(Data extracted from a collection)
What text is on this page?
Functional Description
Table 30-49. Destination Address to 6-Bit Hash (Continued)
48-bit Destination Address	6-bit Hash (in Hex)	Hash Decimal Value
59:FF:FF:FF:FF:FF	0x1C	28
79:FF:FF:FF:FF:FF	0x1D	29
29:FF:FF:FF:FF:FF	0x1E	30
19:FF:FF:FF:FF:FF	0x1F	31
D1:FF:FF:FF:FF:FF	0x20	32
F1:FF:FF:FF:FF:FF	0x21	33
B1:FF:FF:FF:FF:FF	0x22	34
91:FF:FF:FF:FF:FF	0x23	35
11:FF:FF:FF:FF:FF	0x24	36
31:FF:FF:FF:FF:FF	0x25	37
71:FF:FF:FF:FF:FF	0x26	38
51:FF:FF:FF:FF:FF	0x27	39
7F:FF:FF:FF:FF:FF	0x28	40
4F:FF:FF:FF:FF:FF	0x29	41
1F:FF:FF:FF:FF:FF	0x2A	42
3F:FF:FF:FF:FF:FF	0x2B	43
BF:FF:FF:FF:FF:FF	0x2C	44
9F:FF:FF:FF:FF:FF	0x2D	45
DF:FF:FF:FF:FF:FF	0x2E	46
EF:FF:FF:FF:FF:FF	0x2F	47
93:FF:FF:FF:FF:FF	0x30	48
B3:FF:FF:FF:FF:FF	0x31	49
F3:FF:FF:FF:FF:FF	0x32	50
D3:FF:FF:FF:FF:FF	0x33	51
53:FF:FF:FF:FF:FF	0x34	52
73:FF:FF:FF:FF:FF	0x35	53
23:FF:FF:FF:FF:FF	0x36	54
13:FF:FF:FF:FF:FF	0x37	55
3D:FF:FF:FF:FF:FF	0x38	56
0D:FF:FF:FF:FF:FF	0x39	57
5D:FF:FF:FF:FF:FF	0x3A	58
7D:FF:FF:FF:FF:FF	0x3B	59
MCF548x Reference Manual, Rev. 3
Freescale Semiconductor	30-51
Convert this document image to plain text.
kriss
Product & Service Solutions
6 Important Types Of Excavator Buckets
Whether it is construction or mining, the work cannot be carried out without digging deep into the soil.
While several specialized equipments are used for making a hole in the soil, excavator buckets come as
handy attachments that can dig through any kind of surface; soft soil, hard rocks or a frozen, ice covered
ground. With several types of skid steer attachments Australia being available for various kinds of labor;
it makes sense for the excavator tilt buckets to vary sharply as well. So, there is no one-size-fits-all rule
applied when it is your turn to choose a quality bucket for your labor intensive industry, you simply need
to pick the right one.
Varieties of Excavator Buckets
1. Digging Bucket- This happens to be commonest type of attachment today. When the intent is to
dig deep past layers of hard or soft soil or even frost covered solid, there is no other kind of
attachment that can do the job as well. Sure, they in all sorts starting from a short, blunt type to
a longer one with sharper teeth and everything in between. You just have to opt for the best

Exercise brief. Return what is listed above, exactly and completely.

Result of the exercise.
What text is on this page?
Functional Description
Table 30-49. Destination Address to 6-Bit Hash (Continued)
48-bit Destination Address	6-bit Hash (in Hex)	Hash Decimal Value
59:FF:FF:FF:FF:FF	0x1C	28
79:FF:FF:FF:FF:FF	0x1D	29
29:FF:FF:FF:FF:FF	0x1E	30
19:FF:FF:FF:FF:FF	0x1F	31
D1:FF:FF:FF:FF:FF	0x20	32
F1:FF:FF:FF:FF:FF	0x21	33
B1:FF:FF:FF:FF:FF	0x22	34
91:FF:FF:FF:FF:FF	0x23	35
11:FF:FF:FF:FF:FF	0x24	36
31:FF:FF:FF:FF:FF	0x25	37
71:FF:FF:FF:FF:FF	0x26	38
51:FF:FF:FF:FF:FF	0x27	39
7F:FF:FF:FF:FF:FF	0x28	40
4F:FF:FF:FF:FF:FF	0x29	41
1F:FF:FF:FF:FF:FF	0x2A	42
3F:FF:FF:FF:FF:FF	0x2B	43
BF:FF:FF:FF:FF:FF	0x2C	44
9F:FF:FF:FF:FF:FF	0x2D	45
DF:FF:FF:FF:FF:FF	0x2E	46
EF:FF:FF:FF:FF:FF	0x2F	47
93:FF:FF:FF:FF:FF	0x30	48
B3:FF:FF:FF:FF:FF	0x31	49
F3:FF:FF:FF:FF:FF	0x32	50
D3:FF:FF:FF:FF:FF	0x33	51
53:FF:FF:FF:FF:FF	0x34	52
73:FF:FF:FF:FF:FF	0x35	53
23:FF:FF:FF:FF:FF	0x36	54
13:FF:FF:FF:FF:FF	0x37	55
3D:FF:FF:FF:FF:FF	0x38	56
0D:FF:FF:FF:FF:FF	0x39	57
5D:FF:FF:FF:FF:FF	0x3A	58
7D:FF:FF:FF:FF:FF	0x3B	59
MCF548x Reference Manual, Rev. 3
Freescale Semiconductor	30-51
Convert this document image to plain text.
kriss
Product & Service Solutions
6 Important Types Of Excavator Buckets
Whether it is construction or mining, the work cannot be carried out without digging deep into the soil.
While several specialized equipments are used for making a hole in the soil, excavator buckets come as
handy attachments that can dig through any kind of surface; soft soil, hard rocks or a frozen, ice covered
ground. With several types of skid steer attachments Australia being available for various kinds of labor;
it makes sense for the excavator tilt buckets to vary sharply as well. So, there is no one-size-fits-all rule
applied when it is your turn to choose a quality bucket for your labor intensive industry, you simply need
to pick the right one.
Varieties of Excavator Buckets
1. Digging Bucket- This happens to be commonest type of attachment today. When the intent is to
dig deep past layers of hard or soft soil or even frost covered solid, there is no other kind of
attachment that can do the job as well. Sure, they in all sorts starting from a short, blunt type to
a longer one with sharper teeth and everything in between. You just have to opt for the best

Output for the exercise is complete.